[Task directions]: In the listing below, find every line with the string "type" and pull it out.

--------------------------------------------------

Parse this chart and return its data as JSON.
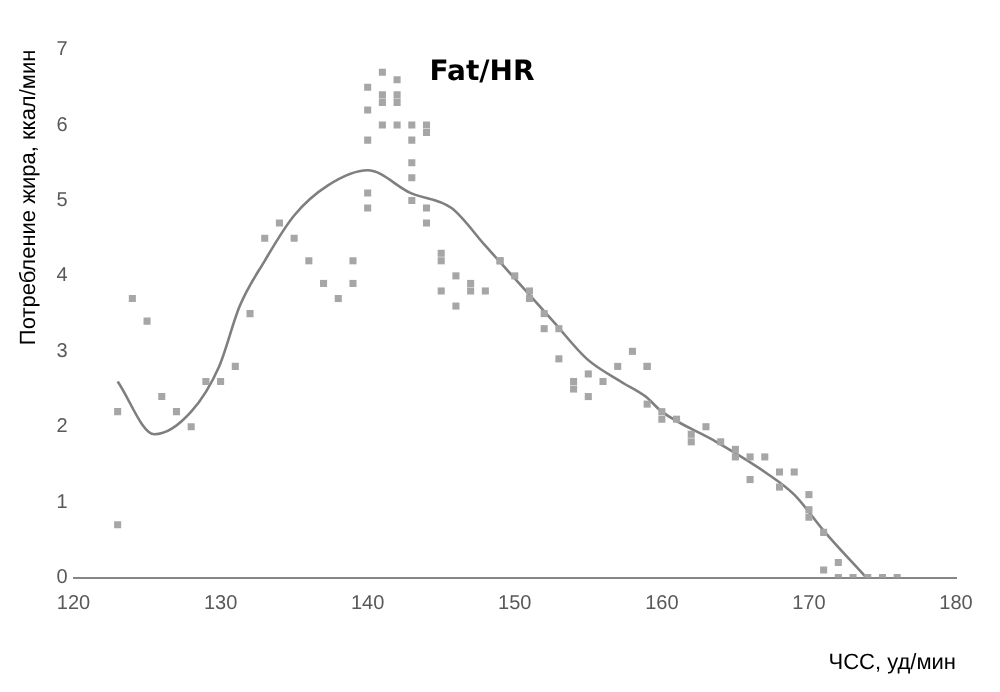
{
  "chart_data": {
    "type": "scatter",
    "title": "Fat/HR",
    "xlabel": "ЧСС, уд/мин",
    "ylabel": "Потребление жира, ккал/мин",
    "xlim": [
      120,
      180
    ],
    "xticks": [
      120,
      130,
      140,
      150,
      160,
      170,
      180
    ],
    "ylim": [
      0,
      7
    ],
    "yticks": [
      0,
      1,
      2,
      3,
      4,
      5,
      6,
      7
    ],
    "grid": false,
    "marker": "square",
    "series": [
      {
        "type": "scatter",
        "color": "#a6a6a6",
        "x": [
          123,
          123,
          124,
          125,
          126,
          127,
          128,
          129,
          130,
          131,
          132,
          133,
          134,
          135,
          136,
          137,
          138,
          139,
          139,
          140,
          140,
          140,
          140,
          140,
          141,
          141,
          141,
          141,
          142,
          142,
          142,
          142,
          143,
          143,
          143,
          143,
          143,
          144,
          144,
          144,
          144,
          145,
          145,
          145,
          146,
          146,
          147,
          147,
          148,
          149,
          149,
          150,
          151,
          151,
          152,
          152,
          153,
          153,
          154,
          154,
          155,
          155,
          156,
          157,
          158,
          159,
          159,
          159,
          160,
          160,
          161,
          162,
          162,
          163,
          164,
          165,
          165,
          166,
          166,
          167,
          168,
          168,
          169,
          170,
          170,
          170,
          171,
          171,
          172,
          172,
          173,
          174,
          175,
          176
        ],
        "values": [
          0.7,
          2.2,
          3.7,
          3.4,
          2.4,
          2.2,
          2.0,
          2.6,
          2.6,
          2.8,
          3.5,
          4.5,
          4.7,
          4.5,
          4.2,
          3.9,
          3.7,
          4.2,
          3.9,
          6.5,
          6.2,
          5.8,
          5.1,
          4.9,
          6.7,
          6.4,
          6.3,
          6.0,
          6.6,
          6.4,
          6.3,
          6.0,
          6.0,
          5.8,
          5.5,
          5.3,
          5.0,
          6.0,
          5.9,
          4.9,
          4.7,
          4.3,
          4.2,
          3.8,
          4.0,
          3.6,
          3.9,
          3.8,
          3.8,
          4.2,
          4.2,
          4.0,
          3.8,
          3.7,
          3.5,
          3.3,
          3.3,
          2.9,
          2.6,
          2.5,
          2.7,
          2.4,
          2.6,
          2.8,
          3.0,
          2.8,
          2.8,
          2.3,
          2.2,
          2.1,
          2.1,
          1.9,
          1.8,
          2.0,
          1.8,
          1.7,
          1.6,
          1.6,
          1.3,
          1.6,
          1.4,
          1.2,
          1.4,
          1.1,
          0.9,
          0.8,
          0.6,
          0.1,
          0.2,
          0,
          0,
          0,
          0,
          0
        ]
      },
      {
        "type": "line",
        "color": "#7f7f7f",
        "marker": "none",
        "x": [
          123,
          125.5,
          128,
          129.9,
          131.3,
          133,
          135,
          137.3,
          140,
          142.9,
          145.7,
          148,
          150.3,
          152.6,
          154.9,
          157.2,
          158.9,
          160,
          163.7,
          167,
          169,
          171.1,
          173.9
        ],
        "values": [
          2.6,
          1.9,
          2.2,
          2.8,
          3.6,
          4.2,
          4.8,
          5.2,
          5.4,
          5.1,
          4.9,
          4.4,
          3.9,
          3.4,
          2.9,
          2.6,
          2.4,
          2.2,
          1.8,
          1.4,
          1.1,
          0.6,
          0
        ]
      }
    ]
  }
}
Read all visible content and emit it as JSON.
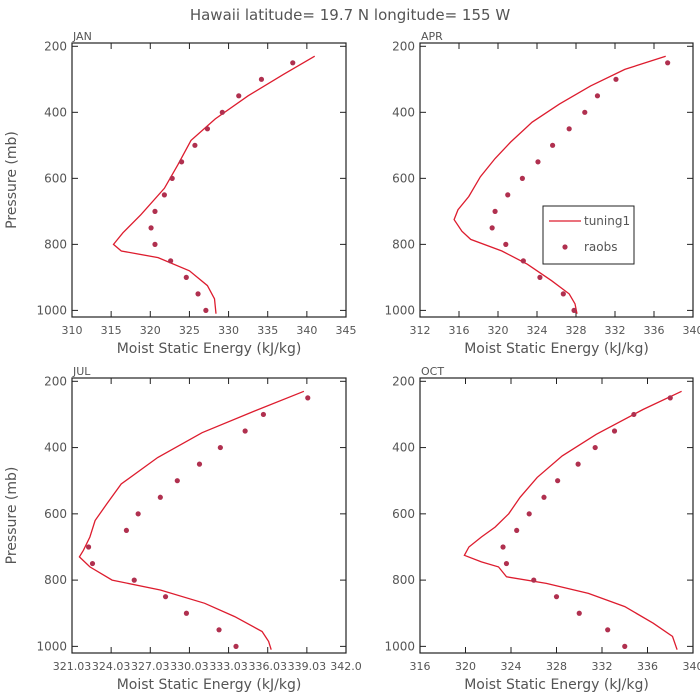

--------------------------------------------------

[Exercise output]:
    "type": "scatter",
        "type": "scatter",
        "type": "line",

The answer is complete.